═════ Records provided ═════

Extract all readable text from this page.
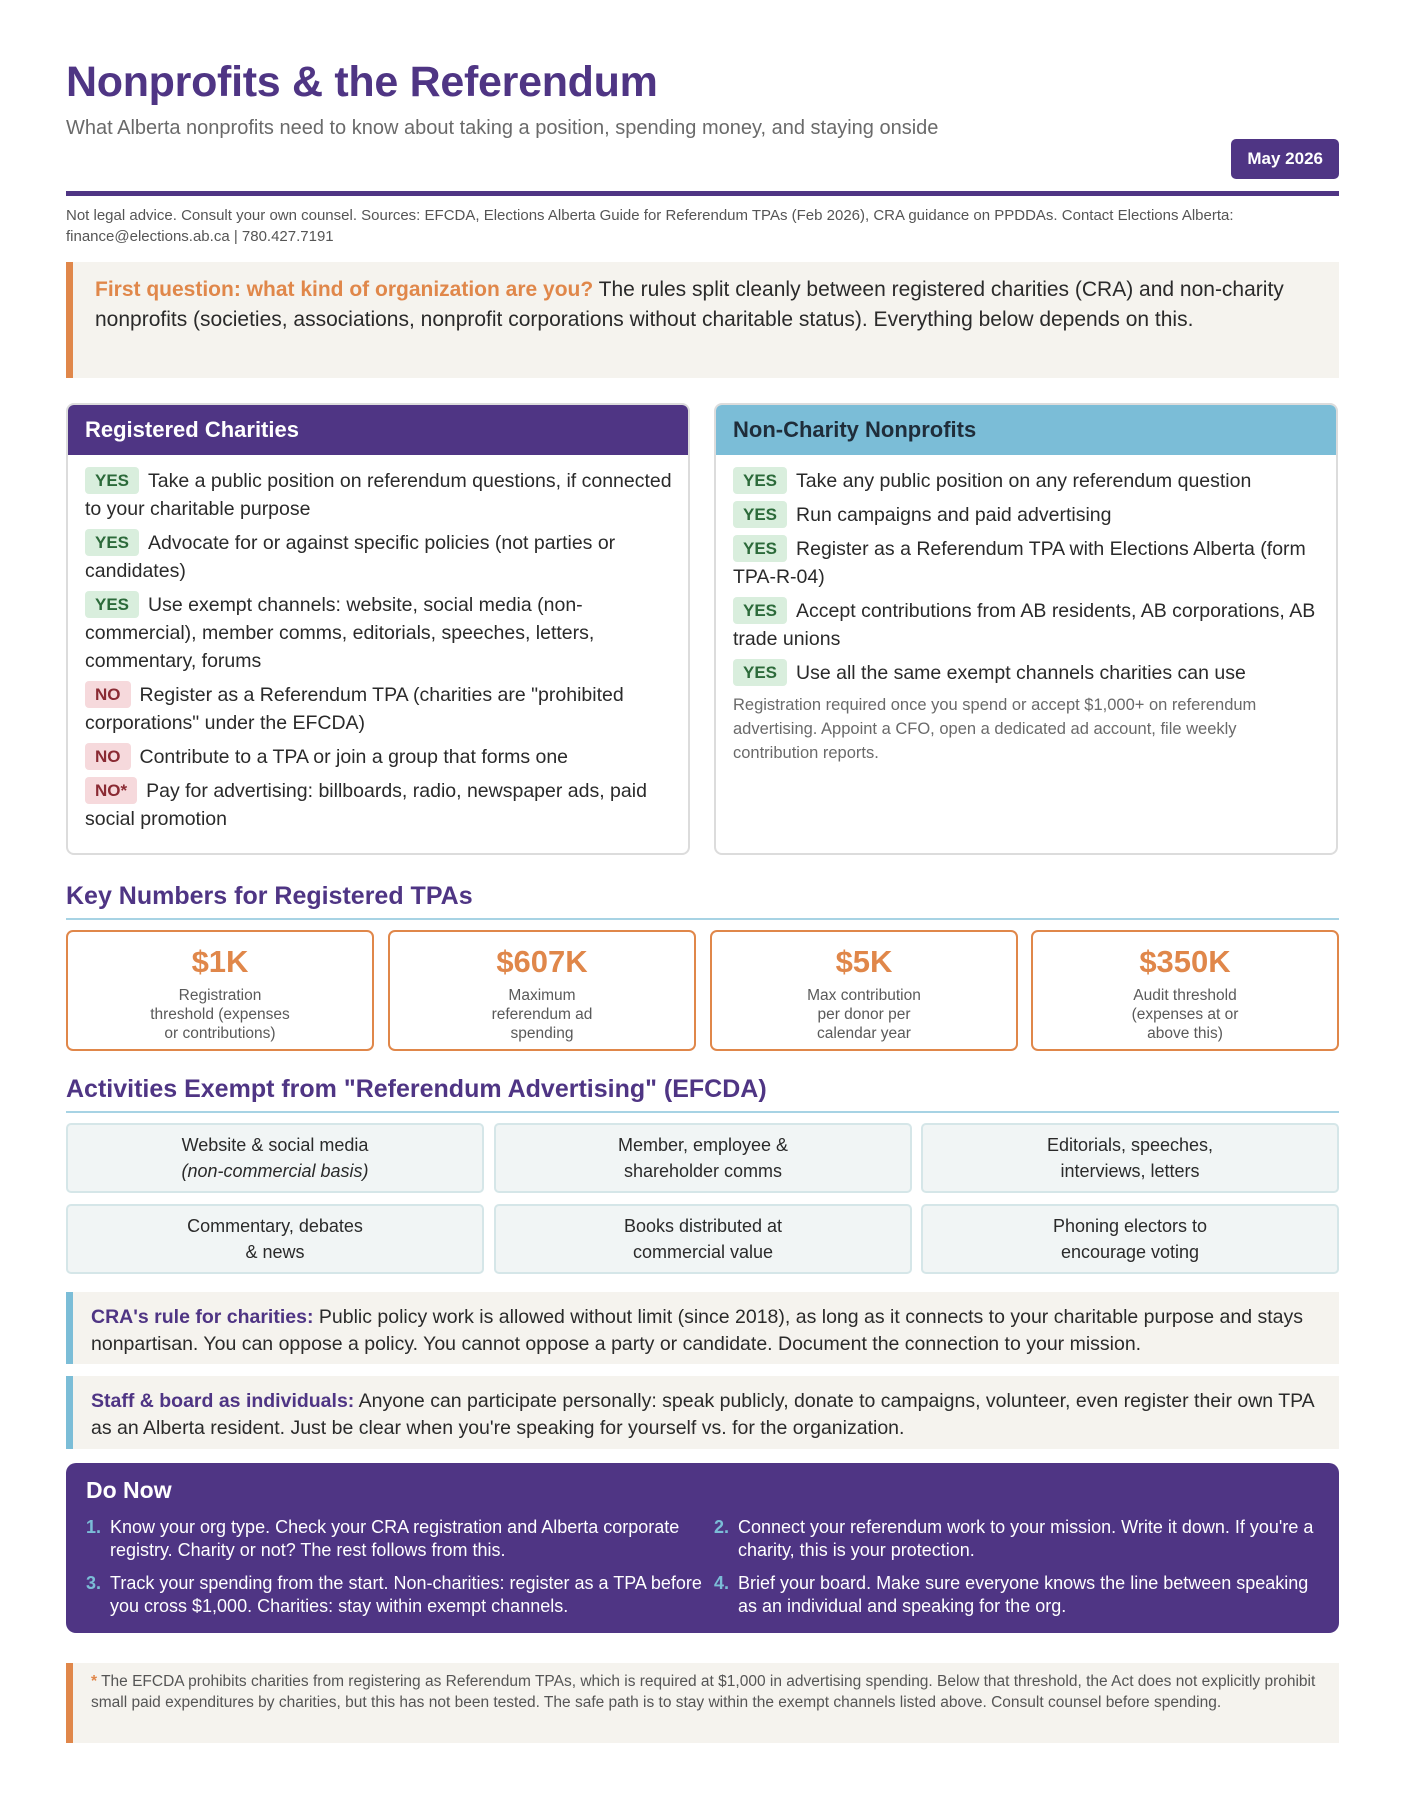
Nonprofits & the Referendum
What Alberta nonprofits need to know about taking a position, spending money, and staying onside
May 2026
Not legal advice. Consult your own counsel. Sources: EFCDA, Elections Alberta Guide for Referendum TPAs (Feb 2026), CRA guidance on PPDDAs. Contact Elections Alberta: finance@elections.ab.ca | 780.427.7191
First question: what kind of organization are you? The rules split cleanly between registered charities (CRA) and non-charity nonprofits (societies, associations, nonprofit corporations without charitable status). Everything below depends on this.
Registered Charities
YES Take a public position on referendum questions, if connected to your charitable purpose
YES Advocate for or against specific policies (not parties or candidates)
YES Use exempt channels: website, social media (non-commercial), member comms, editorials, speeches, letters, commentary, forums
NO Register as a Referendum TPA (charities are "prohibited corporations" under the EFCDA)
NO Contribute to a TPA or join a group that forms one
NO* Pay for advertising: billboards, radio, newspaper ads, paid social promotion
Non-Charity Nonprofits
YES Take any public position on any referendum question
YES Run campaigns and paid advertising
YES Register as a Referendum TPA with Elections Alberta (form TPA-R-04)
YES Accept contributions from AB residents, AB corporations, AB trade unions
YES Use all the same exempt channels charities can use
Registration required once you spend or accept $1,000+ on referendum advertising. Appoint a CFO, open a dedicated ad account, file weekly contribution reports.
Key Numbers for Registered TPAs
$1K
Registration threshold (expenses or contributions)
$607K
Maximum referendum ad spending
$5K
Max contribution per donor per calendar year
$350K
Audit threshold (expenses at or above this)
Activities Exempt from "Referendum Advertising" (EFCDA)
Website & social media
(non-commercial basis)
Member, employee &
shareholder comms
Editorials, speeches,
interviews, letters
Commentary, debates
& news
Books distributed at
commercial value
Phoning electors to
encourage voting
CRA's rule for charities: Public policy work is allowed without limit (since 2018), as long as it connects to your charitable purpose and stays nonpartisan. You can oppose a policy. You cannot oppose a party or candidate. Document the connection to your mission.
Staff & board as individuals: Anyone can participate personally: speak publicly, donate to campaigns, volunteer, even register their own TPA as an Alberta resident. Just be clear when you're speaking for yourself vs. for the organization.
Do Now
1. Know your org type. Check your CRA registration and Alberta corporate registry. Charity or not? The rest follows from this.
2. Connect your referendum work to your mission. Write it down. If you're a charity, this is your protection.
3. Track your spending from the start. Non-charities: register as a TPA before you cross $1,000. Charities: stay within exempt channels.
4. Brief your board. Make sure everyone knows the line between speaking as an individual and speaking for the org.
* The EFCDA prohibits charities from registering as Referendum TPAs, which is required at $1,000 in advertising spending. Below that threshold, the Act does not explicitly prohibit small paid expenditures by charities, but this has not been tested. The safe path is to stay within the exempt channels listed above. Consult counsel before spending.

═════

§ What you should do
Search the records above for the string "comms". Copy every line that contains it.

§ Reply to the exercise
YES Use exempt channels: website, social media (non-commercial), member comms, editorials, speeches, letters, commentary, forums
shareholder comms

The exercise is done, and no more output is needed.